_WHAT TO WORK ON_
Copy out the following lines without changing anything, in the same order.

══════════

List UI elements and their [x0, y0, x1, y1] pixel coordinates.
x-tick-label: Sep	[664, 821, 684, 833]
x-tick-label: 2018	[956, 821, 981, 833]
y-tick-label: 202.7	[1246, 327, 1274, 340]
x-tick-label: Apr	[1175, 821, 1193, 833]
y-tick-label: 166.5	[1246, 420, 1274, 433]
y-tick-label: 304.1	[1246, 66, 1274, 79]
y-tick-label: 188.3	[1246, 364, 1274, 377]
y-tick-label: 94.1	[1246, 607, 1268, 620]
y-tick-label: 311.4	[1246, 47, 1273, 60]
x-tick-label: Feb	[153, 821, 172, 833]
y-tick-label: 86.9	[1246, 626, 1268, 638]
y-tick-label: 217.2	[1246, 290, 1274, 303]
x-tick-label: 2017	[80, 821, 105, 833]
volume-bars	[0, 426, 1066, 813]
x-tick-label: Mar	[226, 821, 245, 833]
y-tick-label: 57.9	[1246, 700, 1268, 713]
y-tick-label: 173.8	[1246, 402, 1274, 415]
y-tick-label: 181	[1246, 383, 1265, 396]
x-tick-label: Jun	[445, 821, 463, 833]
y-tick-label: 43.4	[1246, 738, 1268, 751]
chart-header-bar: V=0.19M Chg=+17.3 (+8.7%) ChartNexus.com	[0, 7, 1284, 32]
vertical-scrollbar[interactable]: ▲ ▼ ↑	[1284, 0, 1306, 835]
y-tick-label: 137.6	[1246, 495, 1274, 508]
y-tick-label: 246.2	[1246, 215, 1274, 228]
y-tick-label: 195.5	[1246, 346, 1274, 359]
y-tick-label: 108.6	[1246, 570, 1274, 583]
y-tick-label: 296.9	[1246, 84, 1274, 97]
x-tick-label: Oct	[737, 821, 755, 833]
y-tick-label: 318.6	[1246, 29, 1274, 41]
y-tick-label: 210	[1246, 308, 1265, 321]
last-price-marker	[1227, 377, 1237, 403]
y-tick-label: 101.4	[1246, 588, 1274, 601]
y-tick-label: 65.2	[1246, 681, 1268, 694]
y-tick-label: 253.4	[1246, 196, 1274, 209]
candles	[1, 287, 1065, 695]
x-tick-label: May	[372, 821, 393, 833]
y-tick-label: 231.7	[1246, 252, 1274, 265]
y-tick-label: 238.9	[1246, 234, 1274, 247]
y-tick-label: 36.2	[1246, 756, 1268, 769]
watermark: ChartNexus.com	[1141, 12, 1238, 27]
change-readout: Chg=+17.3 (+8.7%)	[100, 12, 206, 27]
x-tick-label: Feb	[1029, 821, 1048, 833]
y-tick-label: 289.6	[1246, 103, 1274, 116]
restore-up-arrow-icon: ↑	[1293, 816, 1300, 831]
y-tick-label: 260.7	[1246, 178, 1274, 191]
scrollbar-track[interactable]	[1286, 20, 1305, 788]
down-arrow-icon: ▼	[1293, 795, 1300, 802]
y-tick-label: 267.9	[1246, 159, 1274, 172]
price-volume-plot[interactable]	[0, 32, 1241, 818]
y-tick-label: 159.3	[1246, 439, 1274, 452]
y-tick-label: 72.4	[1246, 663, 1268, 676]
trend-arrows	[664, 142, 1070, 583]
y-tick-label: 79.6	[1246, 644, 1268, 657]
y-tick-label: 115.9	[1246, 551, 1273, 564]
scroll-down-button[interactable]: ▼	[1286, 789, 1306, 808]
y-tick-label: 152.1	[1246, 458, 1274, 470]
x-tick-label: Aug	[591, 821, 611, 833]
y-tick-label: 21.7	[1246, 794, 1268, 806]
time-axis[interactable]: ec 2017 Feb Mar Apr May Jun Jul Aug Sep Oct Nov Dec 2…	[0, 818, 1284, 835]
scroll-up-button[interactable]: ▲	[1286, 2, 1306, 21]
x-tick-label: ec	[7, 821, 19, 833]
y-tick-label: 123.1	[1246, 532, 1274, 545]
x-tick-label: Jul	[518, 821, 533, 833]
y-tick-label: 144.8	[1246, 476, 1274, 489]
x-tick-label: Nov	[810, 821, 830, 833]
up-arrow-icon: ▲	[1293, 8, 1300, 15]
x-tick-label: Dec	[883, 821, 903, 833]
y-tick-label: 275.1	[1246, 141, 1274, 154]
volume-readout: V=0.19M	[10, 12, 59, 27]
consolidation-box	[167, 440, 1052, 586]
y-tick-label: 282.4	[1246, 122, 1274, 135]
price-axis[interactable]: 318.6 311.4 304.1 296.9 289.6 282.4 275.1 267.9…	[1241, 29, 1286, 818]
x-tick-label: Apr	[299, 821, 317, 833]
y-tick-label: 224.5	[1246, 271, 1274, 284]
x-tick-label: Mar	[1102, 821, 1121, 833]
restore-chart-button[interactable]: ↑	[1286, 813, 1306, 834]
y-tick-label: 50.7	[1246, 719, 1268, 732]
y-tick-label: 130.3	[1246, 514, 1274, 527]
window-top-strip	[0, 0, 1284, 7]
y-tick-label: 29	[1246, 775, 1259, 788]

══════════

_EXERCISE RESULT_
List UI elements and their [x0, y0, x1, y1] pixel coordinates.
x-tick-label: Sep	[664, 821, 684, 833]
x-tick-label: 2018	[956, 821, 981, 833]
y-tick-label: 202.7	[1246, 327, 1274, 340]
x-tick-label: Apr	[1175, 821, 1193, 833]
y-tick-label: 166.5	[1246, 420, 1274, 433]
y-tick-label: 304.1	[1246, 66, 1274, 79]
y-tick-label: 188.3	[1246, 364, 1274, 377]
y-tick-label: 94.1	[1246, 607, 1268, 620]
y-tick-label: 311.4	[1246, 47, 1273, 60]
x-tick-label: Feb	[153, 821, 172, 833]
y-tick-label: 86.9	[1246, 626, 1268, 638]
y-tick-label: 217.2	[1246, 290, 1274, 303]
x-tick-label: 2017	[80, 821, 105, 833]
volume-bars	[0, 426, 1066, 813]
x-tick-label: Mar	[226, 821, 245, 833]
y-tick-label: 57.9	[1246, 700, 1268, 713]
y-tick-label: 173.8	[1246, 402, 1274, 415]
y-tick-label: 181	[1246, 383, 1265, 396]
x-tick-label: Jun	[445, 821, 463, 833]
y-tick-label: 43.4	[1246, 738, 1268, 751]
chart-header-bar: V=0.19M Chg=+17.3 (+8.7%) ChartNexus.com	[0, 7, 1284, 32]
vertical-scrollbar[interactable]: ▲ ▼ ↑	[1284, 0, 1306, 835]
y-tick-label: 137.6	[1246, 495, 1274, 508]
y-tick-label: 246.2	[1246, 215, 1274, 228]
y-tick-label: 195.5	[1246, 346, 1274, 359]
y-tick-label: 108.6	[1246, 570, 1274, 583]
y-tick-label: 296.9	[1246, 84, 1274, 97]
x-tick-label: Oct	[737, 821, 755, 833]
y-tick-label: 318.6	[1246, 29, 1274, 41]
y-tick-label: 210	[1246, 308, 1265, 321]
last-price-marker	[1227, 377, 1237, 403]
y-tick-label: 101.4	[1246, 588, 1274, 601]
y-tick-label: 65.2	[1246, 681, 1268, 694]
y-tick-label: 253.4	[1246, 196, 1274, 209]
candles	[1, 287, 1065, 695]
x-tick-label: May	[372, 821, 393, 833]
y-tick-label: 231.7	[1246, 252, 1274, 265]
y-tick-label: 238.9	[1246, 234, 1274, 247]
y-tick-label: 36.2	[1246, 756, 1268, 769]
watermark: ChartNexus.com	[1141, 12, 1238, 27]
change-readout: Chg=+17.3 (+8.7%)	[100, 12, 206, 27]
x-tick-label: Feb	[1029, 821, 1048, 833]
y-tick-label: 289.6	[1246, 103, 1274, 116]
restore-up-arrow-icon: ↑	[1293, 816, 1300, 831]
y-tick-label: 260.7	[1246, 178, 1274, 191]
scrollbar-track[interactable]	[1286, 20, 1305, 788]
down-arrow-icon: ▼	[1293, 795, 1300, 802]
y-tick-label: 267.9	[1246, 159, 1274, 172]
price-volume-plot[interactable]	[0, 32, 1241, 818]
y-tick-label: 159.3	[1246, 439, 1274, 452]
y-tick-label: 72.4	[1246, 663, 1268, 676]
trend-arrows	[664, 142, 1070, 583]
y-tick-label: 79.6	[1246, 644, 1268, 657]
y-tick-label: 115.9	[1246, 551, 1273, 564]
scroll-down-button[interactable]: ▼	[1286, 789, 1306, 808]
y-tick-label: 152.1	[1246, 458, 1274, 470]
x-tick-label: Aug	[591, 821, 611, 833]
y-tick-label: 21.7	[1246, 794, 1268, 806]
time-axis[interactable]: ec 2017 Feb Mar Apr May Jun Jul Aug Sep Oct Nov Dec 2…	[0, 818, 1284, 835]
scroll-up-button[interactable]: ▲	[1286, 2, 1306, 21]
x-tick-label: ec	[7, 821, 19, 833]
y-tick-label: 123.1	[1246, 532, 1274, 545]
x-tick-label: Jul	[518, 821, 533, 833]
y-tick-label: 144.8	[1246, 476, 1274, 489]
x-tick-label: Nov	[810, 821, 830, 833]
up-arrow-icon: ▲	[1293, 8, 1300, 15]
x-tick-label: Dec	[883, 821, 903, 833]
y-tick-label: 275.1	[1246, 141, 1274, 154]
volume-readout: V=0.19M	[10, 12, 59, 27]
consolidation-box	[167, 440, 1052, 586]
y-tick-label: 282.4	[1246, 122, 1274, 135]
price-axis[interactable]: 318.6 311.4 304.1 296.9 289.6 282.4 275.1 267.9…	[1241, 29, 1286, 818]
x-tick-label: Apr	[299, 821, 317, 833]
y-tick-label: 224.5	[1246, 271, 1274, 284]
x-tick-label: Mar	[1102, 821, 1121, 833]
restore-chart-button[interactable]: ↑	[1286, 813, 1306, 834]
y-tick-label: 50.7	[1246, 719, 1268, 732]
y-tick-label: 130.3	[1246, 514, 1274, 527]
window-top-strip	[0, 0, 1284, 7]
y-tick-label: 29	[1246, 775, 1259, 788]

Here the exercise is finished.